▶ [Work to complete]: Pick out every line that holds the string "sepia" and copy it.

[Lines of data]
start

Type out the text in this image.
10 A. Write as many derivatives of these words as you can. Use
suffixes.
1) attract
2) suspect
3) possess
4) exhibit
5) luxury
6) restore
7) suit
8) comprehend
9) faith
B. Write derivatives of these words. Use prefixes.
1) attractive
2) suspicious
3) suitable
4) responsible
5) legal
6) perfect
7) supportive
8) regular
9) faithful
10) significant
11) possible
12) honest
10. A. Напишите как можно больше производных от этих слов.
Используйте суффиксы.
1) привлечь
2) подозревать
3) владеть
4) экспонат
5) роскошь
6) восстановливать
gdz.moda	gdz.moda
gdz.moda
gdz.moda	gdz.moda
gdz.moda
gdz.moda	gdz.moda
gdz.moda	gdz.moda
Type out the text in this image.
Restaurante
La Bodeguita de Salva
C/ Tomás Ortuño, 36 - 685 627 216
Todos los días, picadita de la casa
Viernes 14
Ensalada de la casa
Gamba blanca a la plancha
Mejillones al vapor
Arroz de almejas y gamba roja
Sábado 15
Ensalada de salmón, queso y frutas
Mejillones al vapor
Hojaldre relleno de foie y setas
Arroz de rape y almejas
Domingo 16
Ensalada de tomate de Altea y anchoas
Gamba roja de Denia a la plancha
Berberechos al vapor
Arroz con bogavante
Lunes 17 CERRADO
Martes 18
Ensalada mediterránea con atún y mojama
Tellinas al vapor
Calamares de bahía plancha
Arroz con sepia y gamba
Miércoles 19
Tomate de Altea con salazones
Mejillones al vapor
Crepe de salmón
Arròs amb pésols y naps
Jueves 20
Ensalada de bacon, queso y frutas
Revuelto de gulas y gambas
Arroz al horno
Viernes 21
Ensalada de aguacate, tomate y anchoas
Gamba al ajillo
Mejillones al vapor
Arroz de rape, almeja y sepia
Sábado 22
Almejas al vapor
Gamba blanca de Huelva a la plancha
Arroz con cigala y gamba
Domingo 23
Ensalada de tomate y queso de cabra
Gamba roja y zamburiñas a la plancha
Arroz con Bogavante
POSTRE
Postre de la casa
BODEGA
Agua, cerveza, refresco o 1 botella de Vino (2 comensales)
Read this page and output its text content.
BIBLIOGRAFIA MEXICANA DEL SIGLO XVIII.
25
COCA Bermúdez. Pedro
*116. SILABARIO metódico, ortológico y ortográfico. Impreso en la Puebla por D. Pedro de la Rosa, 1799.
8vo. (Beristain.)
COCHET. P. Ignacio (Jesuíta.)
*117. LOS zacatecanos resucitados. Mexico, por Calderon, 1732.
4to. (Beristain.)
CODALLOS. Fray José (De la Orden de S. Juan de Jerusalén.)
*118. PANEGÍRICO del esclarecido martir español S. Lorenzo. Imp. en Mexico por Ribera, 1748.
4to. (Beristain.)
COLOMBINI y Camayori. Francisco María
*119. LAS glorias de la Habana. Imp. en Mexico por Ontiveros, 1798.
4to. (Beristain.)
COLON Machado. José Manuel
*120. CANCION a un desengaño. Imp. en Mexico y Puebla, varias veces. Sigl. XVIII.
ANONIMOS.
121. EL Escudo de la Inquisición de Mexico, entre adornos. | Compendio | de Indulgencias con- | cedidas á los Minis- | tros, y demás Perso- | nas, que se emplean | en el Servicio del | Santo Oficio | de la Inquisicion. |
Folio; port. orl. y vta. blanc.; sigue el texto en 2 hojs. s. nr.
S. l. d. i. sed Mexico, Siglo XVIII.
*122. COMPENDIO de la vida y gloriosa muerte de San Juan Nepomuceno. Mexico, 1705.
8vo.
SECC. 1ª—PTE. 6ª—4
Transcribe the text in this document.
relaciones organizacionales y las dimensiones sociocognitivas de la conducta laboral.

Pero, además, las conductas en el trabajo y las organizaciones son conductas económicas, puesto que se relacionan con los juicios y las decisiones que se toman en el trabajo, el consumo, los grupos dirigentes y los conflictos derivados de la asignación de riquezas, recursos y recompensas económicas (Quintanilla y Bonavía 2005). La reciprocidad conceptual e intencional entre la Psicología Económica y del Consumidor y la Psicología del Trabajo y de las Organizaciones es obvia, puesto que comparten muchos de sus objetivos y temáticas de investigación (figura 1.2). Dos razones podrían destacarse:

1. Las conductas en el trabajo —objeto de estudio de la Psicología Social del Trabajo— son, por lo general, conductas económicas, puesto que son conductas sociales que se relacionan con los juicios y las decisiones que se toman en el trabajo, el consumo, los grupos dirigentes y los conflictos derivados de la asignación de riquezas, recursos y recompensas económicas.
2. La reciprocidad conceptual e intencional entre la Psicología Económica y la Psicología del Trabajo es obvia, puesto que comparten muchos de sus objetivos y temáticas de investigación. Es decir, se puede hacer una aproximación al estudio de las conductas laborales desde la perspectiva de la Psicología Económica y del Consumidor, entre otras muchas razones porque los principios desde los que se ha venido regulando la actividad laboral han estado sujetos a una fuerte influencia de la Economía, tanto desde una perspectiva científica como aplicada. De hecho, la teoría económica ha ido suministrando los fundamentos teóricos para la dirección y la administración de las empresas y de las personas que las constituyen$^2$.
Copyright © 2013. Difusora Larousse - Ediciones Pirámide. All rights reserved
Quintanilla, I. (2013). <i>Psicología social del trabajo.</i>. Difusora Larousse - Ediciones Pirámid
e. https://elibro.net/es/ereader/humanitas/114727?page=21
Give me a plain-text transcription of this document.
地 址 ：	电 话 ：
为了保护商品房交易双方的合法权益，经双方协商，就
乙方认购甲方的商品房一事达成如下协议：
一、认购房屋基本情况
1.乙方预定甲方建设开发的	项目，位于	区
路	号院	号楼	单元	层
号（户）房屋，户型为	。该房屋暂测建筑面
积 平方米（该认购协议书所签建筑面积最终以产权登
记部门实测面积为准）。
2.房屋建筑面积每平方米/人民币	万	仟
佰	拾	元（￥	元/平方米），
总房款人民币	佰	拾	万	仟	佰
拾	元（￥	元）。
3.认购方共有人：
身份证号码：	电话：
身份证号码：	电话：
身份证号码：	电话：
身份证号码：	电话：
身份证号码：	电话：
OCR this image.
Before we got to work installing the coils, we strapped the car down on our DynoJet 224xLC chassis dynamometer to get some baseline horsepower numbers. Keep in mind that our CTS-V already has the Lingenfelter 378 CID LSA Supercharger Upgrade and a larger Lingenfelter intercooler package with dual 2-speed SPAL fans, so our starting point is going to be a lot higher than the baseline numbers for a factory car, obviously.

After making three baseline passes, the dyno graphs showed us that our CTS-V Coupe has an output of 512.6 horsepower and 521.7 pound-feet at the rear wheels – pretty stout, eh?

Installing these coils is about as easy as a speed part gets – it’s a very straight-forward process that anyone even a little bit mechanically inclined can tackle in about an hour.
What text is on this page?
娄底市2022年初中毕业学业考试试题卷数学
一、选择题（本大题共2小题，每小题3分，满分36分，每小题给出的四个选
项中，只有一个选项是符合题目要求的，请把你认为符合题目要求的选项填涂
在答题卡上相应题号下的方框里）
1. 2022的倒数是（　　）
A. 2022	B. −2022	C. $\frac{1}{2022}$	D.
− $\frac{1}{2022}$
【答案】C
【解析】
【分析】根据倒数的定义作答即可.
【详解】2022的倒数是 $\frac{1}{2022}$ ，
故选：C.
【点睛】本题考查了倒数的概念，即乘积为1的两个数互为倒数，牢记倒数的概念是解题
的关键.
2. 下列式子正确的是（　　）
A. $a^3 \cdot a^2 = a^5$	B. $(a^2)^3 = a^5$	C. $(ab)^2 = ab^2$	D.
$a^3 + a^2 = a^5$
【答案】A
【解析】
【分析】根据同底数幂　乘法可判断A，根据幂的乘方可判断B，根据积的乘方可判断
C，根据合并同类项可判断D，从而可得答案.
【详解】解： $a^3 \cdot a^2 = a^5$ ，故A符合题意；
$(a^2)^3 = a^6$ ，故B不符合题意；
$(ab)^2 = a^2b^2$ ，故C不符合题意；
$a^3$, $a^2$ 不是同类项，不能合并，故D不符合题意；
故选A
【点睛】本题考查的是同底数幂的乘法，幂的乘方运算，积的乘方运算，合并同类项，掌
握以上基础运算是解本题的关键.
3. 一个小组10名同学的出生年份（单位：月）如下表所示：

end

▶ [Output for this task]:
Arroz con sepia y gamba
Arroz de rape, almeja y sepia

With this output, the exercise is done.